## start Task material

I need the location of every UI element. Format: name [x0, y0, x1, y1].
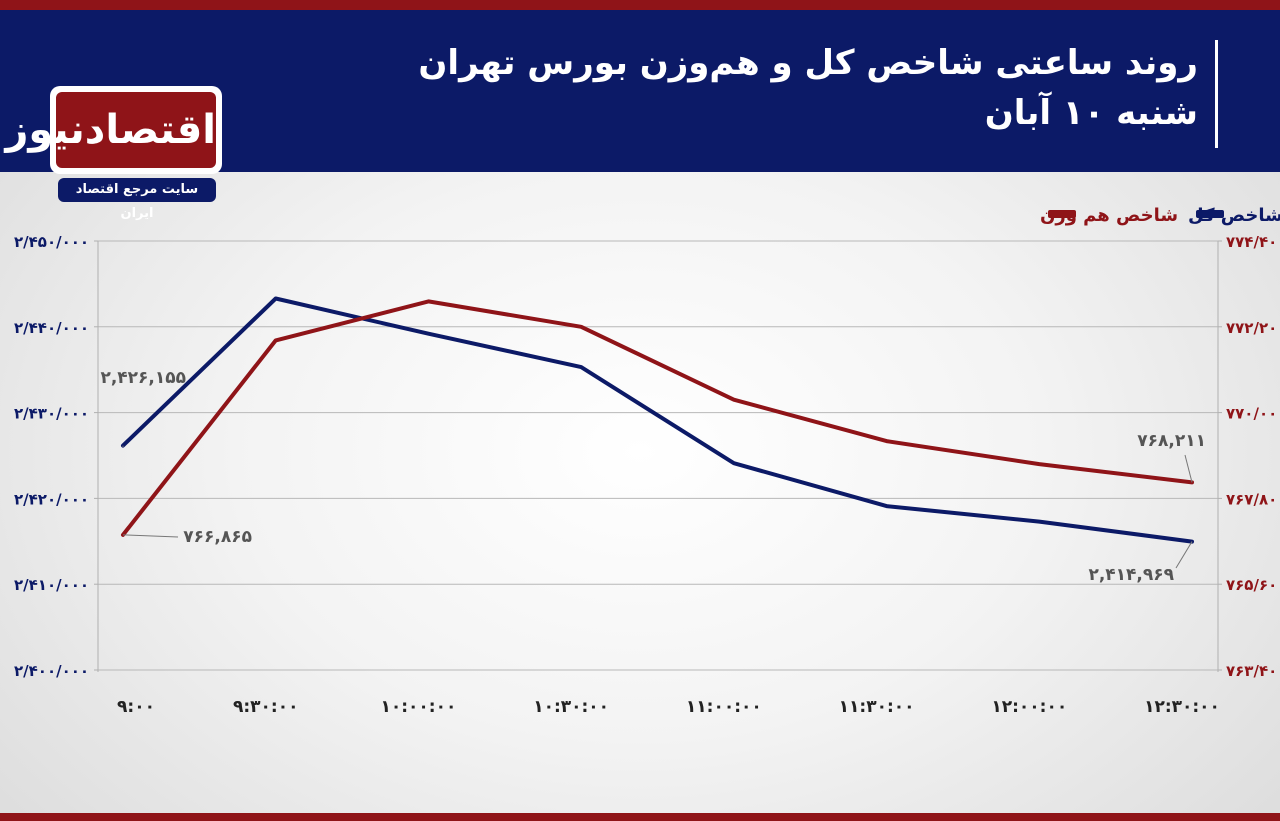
x-axis-tick-label: ۱۲:۰۰:۰۰ — [991, 697, 1067, 717]
legend-label-total: شاخص کل — [1188, 205, 1280, 226]
x-axis-tick-label: ۹:۳۰:۰۰ — [233, 697, 298, 717]
legend-swatch-equal — [1048, 210, 1076, 218]
x-axis-tick-label: ۱۰:۰۰:۰۰ — [380, 697, 456, 717]
chart-axes: ۲/۴۵۰/۰۰۰ ۲/۴۴۰/۰۰۰ ۲/۴۳۰/۰۰۰ ۲/۴۲۰/۰۰۰ ۲/۴۱… — [14, 233, 1280, 717]
right-axis-tick-label: ۷۷۴/۴۰۰ — [1226, 233, 1280, 251]
annotation-leader — [122, 534, 179, 538]
left-axis-tick-label: ۲/۴۲۰/۰۰۰ — [14, 490, 89, 508]
series-line-1 — [121, 299, 1194, 537]
right-axis-tick-label: ۷۶۳/۴۰۰ — [1226, 662, 1280, 680]
chart-title: روند ساعتی شاخص کل و هم‌وزن بورس تهران ش… — [418, 38, 1198, 138]
title-divider — [1215, 40, 1218, 148]
title-line-1: روند ساعتی شاخص کل و هم‌وزن بورس تهران — [418, 43, 1198, 83]
right-axis-tick-label: ۷۶۷/۸۰۰ — [1226, 490, 1280, 508]
top-accent-bar — [0, 0, 1280, 10]
annotation-leader — [1184, 454, 1193, 483]
x-axis-tick-label: ۱۱:۳۰:۰۰ — [839, 697, 915, 717]
series-line-0 — [121, 296, 1194, 544]
chart-series — [121, 296, 1194, 544]
left-axis-tick-label: ۲/۴۱۰/۰۰۰ — [14, 576, 89, 594]
logo-wordmark: اقتصادنیوز — [5, 92, 216, 168]
data-label: ۷۶۸,۲۱۱ — [1137, 431, 1206, 451]
logo-tagline: سایت مرجع اقتصاد ایران — [58, 178, 216, 221]
left-axis-tick-label: ۲/۴۰۰/۰۰۰ — [14, 662, 89, 680]
chart-annotations: ۲,۴۲۶,۱۵۵ ۷۶۶,۸۶۵ ۷۶۸,۲۱۱ ۲,۴۱۴,۹۶۹ — [100, 368, 1206, 585]
x-axis-tick-label: ۹:۰۰ — [117, 697, 155, 717]
left-axis-tick-label: ۲/۴۳۰/۰۰۰ — [14, 405, 89, 423]
brand-logo: اقتصادنیوز — [5, 86, 222, 174]
title-line-2: شنبه ۱۰ آبان — [984, 93, 1198, 133]
legend-swatch-total — [1196, 210, 1224, 218]
annotation-leader — [1175, 541, 1193, 569]
legend-label-equal: شاخص هم وزن — [1040, 205, 1178, 226]
x-axis-tick-label: ۱۰:۳۰:۰۰ — [533, 697, 609, 717]
right-axis-tick-label: ۷۷۰/۰۰۰ — [1226, 405, 1280, 423]
left-axis-tick-label: ۲/۴۴۰/۰۰۰ — [14, 319, 89, 337]
right-axis-tick-label: ۷۷۲/۲۰۰ — [1226, 319, 1280, 337]
data-label: ۷۶۶,۸۶۵ — [183, 527, 252, 547]
data-label: ۲,۴۱۴,۹۶۹ — [1088, 565, 1174, 585]
chart-legend: شاخص کل شاخص هم وزن — [1040, 205, 1280, 226]
right-axis-tick-label: ۷۶۵/۶۰۰ — [1226, 576, 1280, 594]
x-axis-tick-label: ۱۱:۰۰:۰۰ — [686, 697, 762, 717]
chart-grid — [98, 240, 1218, 671]
data-label: ۲,۴۲۶,۱۵۵ — [100, 368, 186, 388]
bottom-accent-bar — [0, 813, 1280, 821]
left-axis-tick-label: ۲/۴۵۰/۰۰۰ — [14, 233, 89, 251]
x-axis-tick-label: ۱۲:۳۰:۰۰ — [1144, 697, 1220, 717]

## end Task material

Instructions for the task:
Copy out every line of the entry above word for word, but leave out the picture.

Solution for this problem:
I need the location of every UI element. Format: name [x0, y0, x1, y1].
x-axis-tick-label: ۱۲:۰۰:۰۰ — [991, 697, 1067, 717]
legend-label-total: شاخص کل — [1188, 205, 1280, 226]
x-axis-tick-label: ۹:۳۰:۰۰ — [233, 697, 298, 717]
legend-swatch-equal — [1048, 210, 1076, 218]
x-axis-tick-label: ۱۰:۰۰:۰۰ — [380, 697, 456, 717]
chart-axes: ۲/۴۵۰/۰۰۰ ۲/۴۴۰/۰۰۰ ۲/۴۳۰/۰۰۰ ۲/۴۲۰/۰۰۰ ۲/۴۱… — [14, 233, 1280, 717]
right-axis-tick-label: ۷۷۴/۴۰۰ — [1226, 233, 1280, 251]
annotation-leader — [122, 534, 179, 538]
left-axis-tick-label: ۲/۴۲۰/۰۰۰ — [14, 490, 89, 508]
series-line-1 — [121, 299, 1194, 537]
right-axis-tick-label: ۷۶۳/۴۰۰ — [1226, 662, 1280, 680]
chart-title: روند ساعتی شاخص کل و هم‌وزن بورس تهران ش… — [418, 38, 1198, 138]
title-divider — [1215, 40, 1218, 148]
title-line-1: روند ساعتی شاخص کل و هم‌وزن بورس تهران — [418, 43, 1198, 83]
right-axis-tick-label: ۷۶۷/۸۰۰ — [1226, 490, 1280, 508]
top-accent-bar — [0, 0, 1280, 10]
annotation-leader — [1184, 454, 1193, 483]
x-axis-tick-label: ۱۱:۳۰:۰۰ — [839, 697, 915, 717]
series-line-0 — [121, 296, 1194, 544]
chart-series — [121, 296, 1194, 544]
left-axis-tick-label: ۲/۴۱۰/۰۰۰ — [14, 576, 89, 594]
logo-wordmark: اقتصادنیوز — [5, 92, 216, 168]
data-label: ۷۶۸,۲۱۱ — [1137, 431, 1206, 451]
logo-tagline: سایت مرجع اقتصاد ایران — [58, 178, 216, 221]
left-axis-tick-label: ۲/۴۰۰/۰۰۰ — [14, 662, 89, 680]
chart-annotations: ۲,۴۲۶,۱۵۵ ۷۶۶,۸۶۵ ۷۶۸,۲۱۱ ۲,۴۱۴,۹۶۹ — [100, 368, 1206, 585]
x-axis-tick-label: ۹:۰۰ — [117, 697, 155, 717]
left-axis-tick-label: ۲/۴۳۰/۰۰۰ — [14, 405, 89, 423]
brand-logo: اقتصادنیوز — [5, 86, 222, 174]
title-line-2: شنبه ۱۰ آبان — [984, 93, 1198, 133]
legend-swatch-total — [1196, 210, 1224, 218]
annotation-leader — [1175, 541, 1193, 569]
legend-label-equal: شاخص هم وزن — [1040, 205, 1178, 226]
x-axis-tick-label: ۱۰:۳۰:۰۰ — [533, 697, 609, 717]
right-axis-tick-label: ۷۷۰/۰۰۰ — [1226, 405, 1280, 423]
left-axis-tick-label: ۲/۴۴۰/۰۰۰ — [14, 319, 89, 337]
right-axis-tick-label: ۷۷۲/۲۰۰ — [1226, 319, 1280, 337]
data-label: ۷۶۶,۸۶۵ — [183, 527, 252, 547]
data-label: ۲,۴۱۴,۹۶۹ — [1088, 565, 1174, 585]
chart-legend: شاخص کل شاخص هم وزن — [1040, 205, 1280, 226]
right-axis-tick-label: ۷۶۵/۶۰۰ — [1226, 576, 1280, 594]
x-axis-tick-label: ۱۱:۰۰:۰۰ — [686, 697, 762, 717]
chart-grid — [98, 240, 1218, 671]
data-label: ۲,۴۲۶,۱۵۵ — [100, 368, 186, 388]
bottom-accent-bar — [0, 813, 1280, 821]
left-axis-tick-label: ۲/۴۵۰/۰۰۰ — [14, 233, 89, 251]
x-axis-tick-label: ۱۲:۳۰:۰۰ — [1144, 697, 1220, 717]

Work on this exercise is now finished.